[start of Task inputs]

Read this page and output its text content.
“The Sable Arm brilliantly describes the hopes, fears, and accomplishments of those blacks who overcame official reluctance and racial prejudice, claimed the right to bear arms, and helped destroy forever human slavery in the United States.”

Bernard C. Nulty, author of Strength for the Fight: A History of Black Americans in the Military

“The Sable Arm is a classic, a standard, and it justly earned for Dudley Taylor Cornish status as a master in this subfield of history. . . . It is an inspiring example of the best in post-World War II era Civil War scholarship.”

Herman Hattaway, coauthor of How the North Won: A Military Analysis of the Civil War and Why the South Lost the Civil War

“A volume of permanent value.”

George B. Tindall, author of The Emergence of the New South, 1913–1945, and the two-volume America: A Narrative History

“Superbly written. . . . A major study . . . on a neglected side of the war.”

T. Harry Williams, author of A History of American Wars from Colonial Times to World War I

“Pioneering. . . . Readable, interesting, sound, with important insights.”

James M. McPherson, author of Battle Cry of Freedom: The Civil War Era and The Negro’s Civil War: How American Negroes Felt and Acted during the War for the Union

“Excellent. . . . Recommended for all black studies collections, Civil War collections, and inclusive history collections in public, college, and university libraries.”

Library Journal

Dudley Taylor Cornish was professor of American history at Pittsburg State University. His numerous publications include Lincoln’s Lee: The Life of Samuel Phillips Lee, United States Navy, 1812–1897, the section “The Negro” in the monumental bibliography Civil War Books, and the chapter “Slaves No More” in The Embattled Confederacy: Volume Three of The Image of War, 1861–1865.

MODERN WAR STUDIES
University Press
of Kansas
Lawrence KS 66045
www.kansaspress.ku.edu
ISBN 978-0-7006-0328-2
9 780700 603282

[end of Task inputs]
[start of Task inputs]

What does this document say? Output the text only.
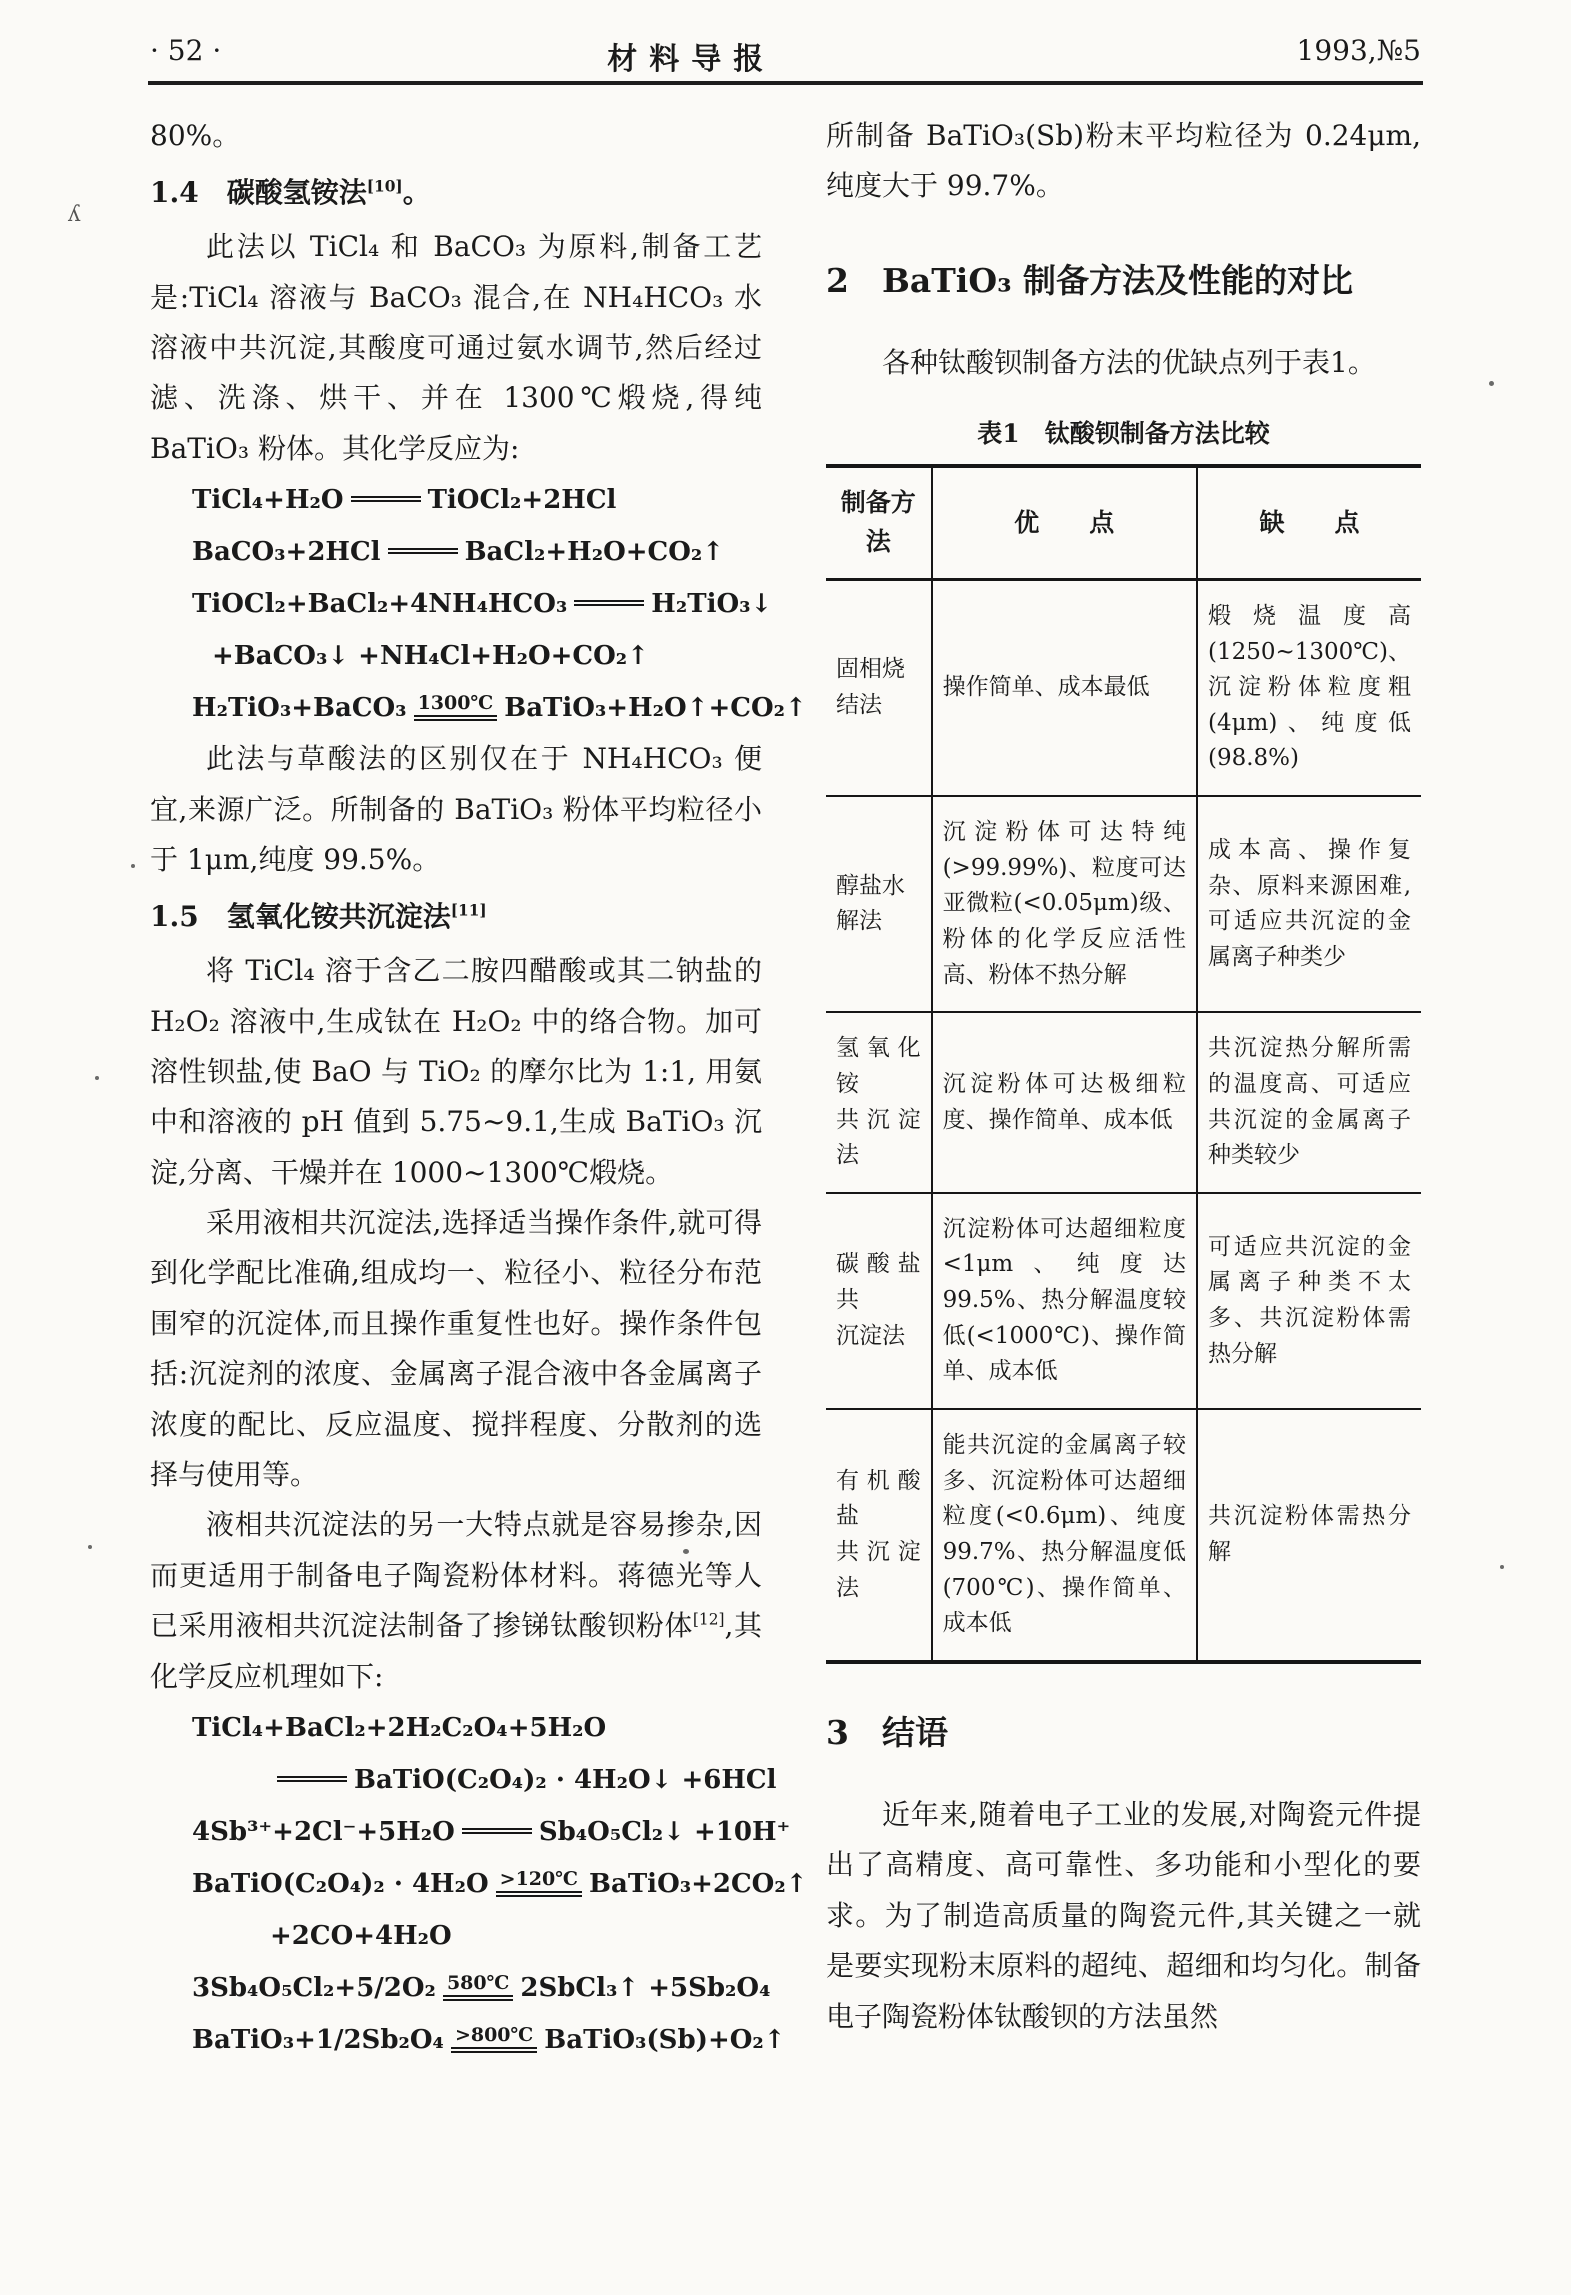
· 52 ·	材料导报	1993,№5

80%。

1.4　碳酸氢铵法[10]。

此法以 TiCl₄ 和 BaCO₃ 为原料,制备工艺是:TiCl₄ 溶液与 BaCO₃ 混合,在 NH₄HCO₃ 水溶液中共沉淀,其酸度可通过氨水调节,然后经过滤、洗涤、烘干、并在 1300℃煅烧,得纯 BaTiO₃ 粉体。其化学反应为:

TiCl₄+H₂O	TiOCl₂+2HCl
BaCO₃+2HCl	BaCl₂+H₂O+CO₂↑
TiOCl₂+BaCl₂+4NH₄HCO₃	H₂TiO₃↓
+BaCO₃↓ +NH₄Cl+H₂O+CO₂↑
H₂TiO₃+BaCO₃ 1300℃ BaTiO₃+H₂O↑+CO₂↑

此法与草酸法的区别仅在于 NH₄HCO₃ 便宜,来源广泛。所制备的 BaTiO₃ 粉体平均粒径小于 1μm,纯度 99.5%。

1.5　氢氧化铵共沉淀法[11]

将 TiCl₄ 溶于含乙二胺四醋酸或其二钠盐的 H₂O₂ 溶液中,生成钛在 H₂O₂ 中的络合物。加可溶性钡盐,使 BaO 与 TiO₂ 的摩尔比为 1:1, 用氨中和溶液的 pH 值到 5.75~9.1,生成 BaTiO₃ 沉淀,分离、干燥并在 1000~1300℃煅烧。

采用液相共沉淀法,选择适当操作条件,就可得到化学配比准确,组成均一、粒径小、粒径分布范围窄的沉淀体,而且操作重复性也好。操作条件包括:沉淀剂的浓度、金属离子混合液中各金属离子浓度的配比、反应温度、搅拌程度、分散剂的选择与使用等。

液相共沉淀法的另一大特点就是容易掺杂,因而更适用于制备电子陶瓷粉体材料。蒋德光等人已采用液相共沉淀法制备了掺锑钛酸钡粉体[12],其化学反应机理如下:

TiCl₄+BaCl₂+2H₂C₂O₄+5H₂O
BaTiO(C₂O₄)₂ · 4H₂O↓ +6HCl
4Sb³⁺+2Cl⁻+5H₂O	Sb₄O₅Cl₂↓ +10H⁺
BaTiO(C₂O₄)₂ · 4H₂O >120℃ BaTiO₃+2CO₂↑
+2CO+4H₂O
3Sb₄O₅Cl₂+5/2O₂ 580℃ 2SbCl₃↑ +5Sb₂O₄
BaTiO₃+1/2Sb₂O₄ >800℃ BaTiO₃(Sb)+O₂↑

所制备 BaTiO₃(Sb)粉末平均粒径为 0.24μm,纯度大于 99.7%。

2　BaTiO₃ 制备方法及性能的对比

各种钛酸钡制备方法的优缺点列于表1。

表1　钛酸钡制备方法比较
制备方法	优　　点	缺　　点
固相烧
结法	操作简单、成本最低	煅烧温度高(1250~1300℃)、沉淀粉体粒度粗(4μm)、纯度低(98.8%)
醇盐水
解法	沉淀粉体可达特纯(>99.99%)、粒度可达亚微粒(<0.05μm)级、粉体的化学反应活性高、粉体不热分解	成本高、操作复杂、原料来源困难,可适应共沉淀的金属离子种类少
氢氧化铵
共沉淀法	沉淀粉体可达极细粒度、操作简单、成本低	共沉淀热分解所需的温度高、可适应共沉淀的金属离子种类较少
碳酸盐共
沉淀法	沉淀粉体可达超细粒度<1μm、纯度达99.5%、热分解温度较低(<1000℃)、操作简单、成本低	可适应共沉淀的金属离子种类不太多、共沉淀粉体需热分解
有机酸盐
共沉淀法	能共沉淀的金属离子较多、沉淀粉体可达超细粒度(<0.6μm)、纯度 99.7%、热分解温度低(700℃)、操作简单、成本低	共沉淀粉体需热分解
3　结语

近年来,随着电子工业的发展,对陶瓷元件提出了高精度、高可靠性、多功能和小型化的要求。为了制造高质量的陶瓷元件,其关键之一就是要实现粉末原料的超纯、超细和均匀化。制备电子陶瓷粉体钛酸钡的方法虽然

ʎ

[end of Task inputs]

### What to work on
Pull out every line holding "共沉淀粉体需热分解" from the records above, and copy it.

### Worked solution
沉淀法	沉淀粉体可达超细粒度<1μm、纯度达99.5%、热分解温度较低(<1000℃)、操作简单、成本低	可适应共沉淀的金属离子种类不太多、共沉淀粉体需热分解
共沉淀法	能共沉淀的金属离子较多、沉淀粉体可达超细粒度(<0.6μm)、纯度 99.7%、热分解温度低(700℃)、操作简单、成本低	共沉淀粉体需热分解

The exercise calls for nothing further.